YOUR TASK :: Within the records that follow, find every line containing the string "costante". Copy those lines.

━━━ RECORDS FOR THE EXERCISE ━━━

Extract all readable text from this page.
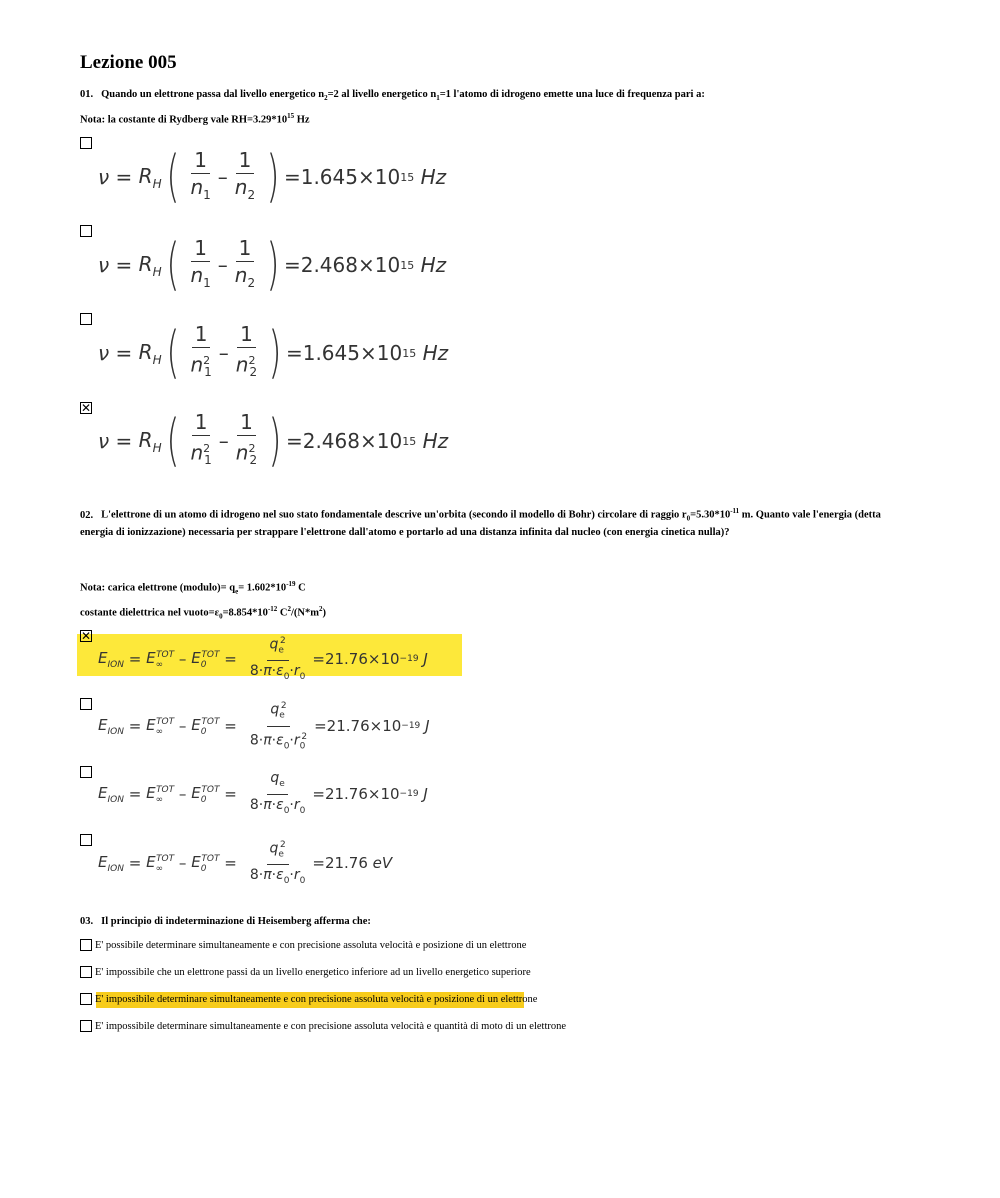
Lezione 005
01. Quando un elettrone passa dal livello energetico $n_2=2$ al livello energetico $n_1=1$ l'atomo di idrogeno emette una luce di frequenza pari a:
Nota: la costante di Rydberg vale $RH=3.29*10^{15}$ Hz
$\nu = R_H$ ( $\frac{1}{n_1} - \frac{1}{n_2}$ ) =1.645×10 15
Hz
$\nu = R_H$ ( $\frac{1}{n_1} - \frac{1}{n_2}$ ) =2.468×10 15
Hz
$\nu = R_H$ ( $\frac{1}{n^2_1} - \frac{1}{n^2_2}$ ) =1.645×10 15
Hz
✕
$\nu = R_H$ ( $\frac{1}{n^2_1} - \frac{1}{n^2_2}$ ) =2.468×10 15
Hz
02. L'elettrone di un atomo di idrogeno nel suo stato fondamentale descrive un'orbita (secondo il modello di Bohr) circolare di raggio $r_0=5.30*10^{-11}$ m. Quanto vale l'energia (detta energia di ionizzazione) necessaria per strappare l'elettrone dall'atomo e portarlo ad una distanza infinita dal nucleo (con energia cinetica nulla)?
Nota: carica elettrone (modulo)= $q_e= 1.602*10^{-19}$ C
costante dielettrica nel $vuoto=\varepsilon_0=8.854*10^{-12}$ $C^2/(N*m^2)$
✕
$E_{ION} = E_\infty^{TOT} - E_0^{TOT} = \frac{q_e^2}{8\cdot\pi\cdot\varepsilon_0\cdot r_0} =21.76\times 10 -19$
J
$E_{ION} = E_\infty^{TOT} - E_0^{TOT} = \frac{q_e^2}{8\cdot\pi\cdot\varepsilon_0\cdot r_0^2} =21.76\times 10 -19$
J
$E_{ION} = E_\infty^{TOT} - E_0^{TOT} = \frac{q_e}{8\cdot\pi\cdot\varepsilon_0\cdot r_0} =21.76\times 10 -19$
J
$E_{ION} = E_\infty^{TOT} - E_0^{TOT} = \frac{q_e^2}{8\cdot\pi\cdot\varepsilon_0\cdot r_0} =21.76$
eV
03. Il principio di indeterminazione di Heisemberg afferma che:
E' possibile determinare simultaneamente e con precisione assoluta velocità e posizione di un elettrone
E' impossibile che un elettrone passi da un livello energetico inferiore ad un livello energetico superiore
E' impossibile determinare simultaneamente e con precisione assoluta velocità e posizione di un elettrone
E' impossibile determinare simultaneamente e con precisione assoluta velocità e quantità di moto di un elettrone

━━━
━━━ RECORDS FOR THE EXERCISE ━━━

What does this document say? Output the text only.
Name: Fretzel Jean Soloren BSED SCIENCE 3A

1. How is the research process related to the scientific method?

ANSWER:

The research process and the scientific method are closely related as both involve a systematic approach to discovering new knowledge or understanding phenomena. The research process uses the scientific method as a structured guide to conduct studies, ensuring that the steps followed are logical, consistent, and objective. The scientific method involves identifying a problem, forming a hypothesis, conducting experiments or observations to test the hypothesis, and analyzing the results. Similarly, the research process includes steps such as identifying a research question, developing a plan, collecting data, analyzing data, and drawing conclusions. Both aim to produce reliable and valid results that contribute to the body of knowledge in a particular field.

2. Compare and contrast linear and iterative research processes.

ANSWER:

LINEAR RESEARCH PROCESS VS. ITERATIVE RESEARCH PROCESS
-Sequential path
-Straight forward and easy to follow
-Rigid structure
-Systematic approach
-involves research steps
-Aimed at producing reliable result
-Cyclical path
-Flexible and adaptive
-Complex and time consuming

━━━
━━━ RECORDS FOR THE EXERCISE ━━━

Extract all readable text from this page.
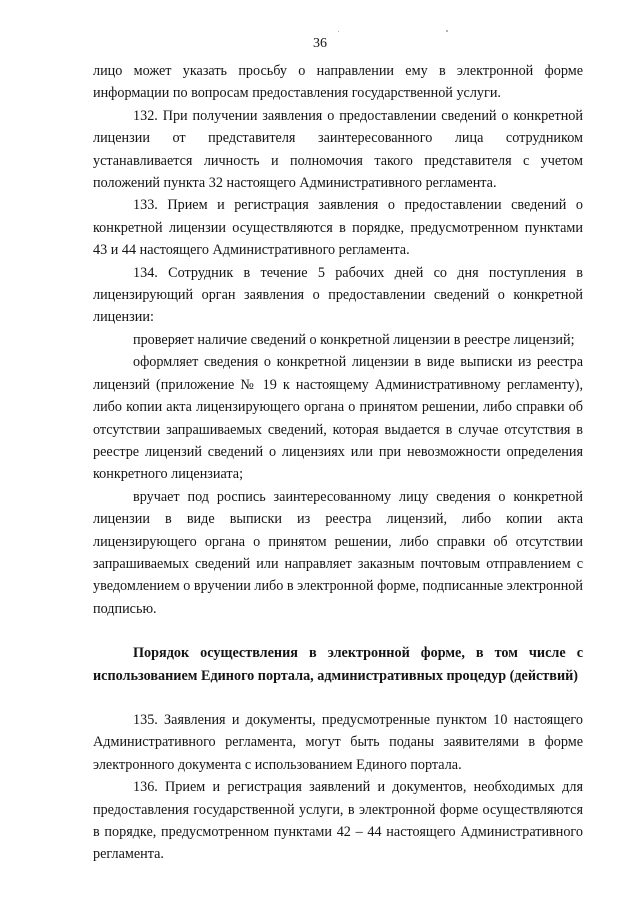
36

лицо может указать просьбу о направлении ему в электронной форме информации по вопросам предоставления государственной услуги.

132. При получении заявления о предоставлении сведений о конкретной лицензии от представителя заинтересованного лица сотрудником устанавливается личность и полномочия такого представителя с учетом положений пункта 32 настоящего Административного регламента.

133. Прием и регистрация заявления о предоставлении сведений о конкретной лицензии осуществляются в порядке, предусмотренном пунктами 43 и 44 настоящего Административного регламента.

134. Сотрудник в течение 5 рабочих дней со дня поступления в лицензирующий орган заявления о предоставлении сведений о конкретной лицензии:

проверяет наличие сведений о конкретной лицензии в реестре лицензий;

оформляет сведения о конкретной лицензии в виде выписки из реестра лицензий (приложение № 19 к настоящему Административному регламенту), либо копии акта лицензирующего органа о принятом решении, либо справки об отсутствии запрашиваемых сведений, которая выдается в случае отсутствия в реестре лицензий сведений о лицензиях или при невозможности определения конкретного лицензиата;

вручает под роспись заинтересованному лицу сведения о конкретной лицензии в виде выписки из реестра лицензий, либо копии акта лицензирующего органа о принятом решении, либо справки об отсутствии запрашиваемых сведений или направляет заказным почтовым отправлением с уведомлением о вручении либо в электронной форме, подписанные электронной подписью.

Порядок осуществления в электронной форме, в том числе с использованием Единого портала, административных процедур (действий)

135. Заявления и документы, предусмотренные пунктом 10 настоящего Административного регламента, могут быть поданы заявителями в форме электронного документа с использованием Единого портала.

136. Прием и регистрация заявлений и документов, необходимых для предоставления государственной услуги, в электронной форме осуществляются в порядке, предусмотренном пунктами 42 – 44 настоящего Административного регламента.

━━━

RESPONSE ::
Nota: la costante di Rydberg vale $RH=3.29*10^{15}$ Hz
costante dielettrica nel $vuoto=\varepsilon_0=8.854*10^{-12}$ $C^2/(N*m^2)$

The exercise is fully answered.